Each entry below is to be duplicated verbatim.

• **Dataset items**:
════════
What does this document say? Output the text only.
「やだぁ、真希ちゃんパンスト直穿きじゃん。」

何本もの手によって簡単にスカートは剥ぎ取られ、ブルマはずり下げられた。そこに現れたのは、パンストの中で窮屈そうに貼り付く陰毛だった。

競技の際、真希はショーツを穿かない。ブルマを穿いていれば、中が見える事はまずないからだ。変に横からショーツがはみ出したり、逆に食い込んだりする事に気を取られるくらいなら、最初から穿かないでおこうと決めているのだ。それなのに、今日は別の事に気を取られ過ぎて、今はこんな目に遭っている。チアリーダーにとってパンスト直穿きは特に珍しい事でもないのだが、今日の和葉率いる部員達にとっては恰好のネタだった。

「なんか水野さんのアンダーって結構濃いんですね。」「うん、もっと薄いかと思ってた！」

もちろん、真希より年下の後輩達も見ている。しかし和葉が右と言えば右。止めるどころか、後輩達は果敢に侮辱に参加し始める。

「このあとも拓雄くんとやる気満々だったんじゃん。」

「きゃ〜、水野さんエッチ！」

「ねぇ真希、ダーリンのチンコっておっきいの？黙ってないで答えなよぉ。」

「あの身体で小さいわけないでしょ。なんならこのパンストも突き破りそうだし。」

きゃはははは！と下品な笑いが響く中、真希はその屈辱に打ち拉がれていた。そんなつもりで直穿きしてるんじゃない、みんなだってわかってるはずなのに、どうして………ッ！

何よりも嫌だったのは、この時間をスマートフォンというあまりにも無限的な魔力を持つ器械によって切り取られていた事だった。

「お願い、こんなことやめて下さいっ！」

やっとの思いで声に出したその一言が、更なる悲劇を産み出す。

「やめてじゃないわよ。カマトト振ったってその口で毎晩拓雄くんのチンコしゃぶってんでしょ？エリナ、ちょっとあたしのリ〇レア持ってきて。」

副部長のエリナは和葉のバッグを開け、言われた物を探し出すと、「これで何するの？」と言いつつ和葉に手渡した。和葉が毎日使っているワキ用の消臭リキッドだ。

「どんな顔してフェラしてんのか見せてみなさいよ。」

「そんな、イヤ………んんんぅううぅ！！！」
════════
• **Solution for this task**:
What does this document say? Output the text only.
「やだぁ、真希ちゃんパンスト直穿きじゃん。」

何本もの手によって簡単にスカートは剥ぎ取られ、ブルマはずり下げられた。そこに現れたのは、パンストの中で窮屈そうに貼り付く陰毛だった。

競技の際、真希はショーツを穿かない。ブルマを穿いていれば、中が見える事はまずないからだ。変に横からショーツがはみ出したり、逆に食い込んだりする事に気を取られるくらいなら、最初から穿かないでおこうと決めているのだ。それなのに、今日は別の事に気を取られ過ぎて、今はこんな目に遭っている。チアリーダーにとってパンスト直穿きは特に珍しい事でもないのだが、今日の和葉率いる部員達にとっては恰好のネタだった。

「なんか水野さんのアンダーって結構濃いんですね。」「うん、もっと薄いかと思ってた！」

もちろん、真希より年下の後輩達も見ている。しかし和葉が右と言えば右。止めるどころか、後輩達は果敢に侮辱に参加し始める。

「このあとも拓雄くんとやる気満々だったんじゃん。」

「きゃ〜、水野さんエッチ！」

「ねぇ真希、ダーリンのチンコっておっきいの？黙ってないで答えなよぉ。」

「あの身体で小さいわけないでしょ。なんならこのパンストも突き破りそうだし。」

きゃはははは！と下品な笑いが響く中、真希はその屈辱に打ち拉がれていた。そんなつもりで直穿きしてるんじゃない、みんなだってわかってるはずなのに、どうして………ッ！

何よりも嫌だったのは、この時間をスマートフォンというあまりにも無限的な魔力を持つ器械によって切り取られていた事だった。

「お願い、こんなことやめて下さいっ！」

やっとの思いで声に出したその一言が、更なる悲劇を産み出す。

「やめてじゃないわよ。カマトト振ったってその口で毎晩拓雄くんのチンコしゃぶってんでしょ？エリナ、ちょっとあたしのリ〇レア持ってきて。」

副部長のエリナは和葉のバッグを開け、言われた物を探し出すと、「これで何するの？」と言いつつ和葉に手渡した。和葉が毎日使っているワキ用の消臭リキッドだ。

「どんな顔してフェラしてんのか見せてみなさいよ。」

「そんな、イヤ………んんんぅううぅ！！！」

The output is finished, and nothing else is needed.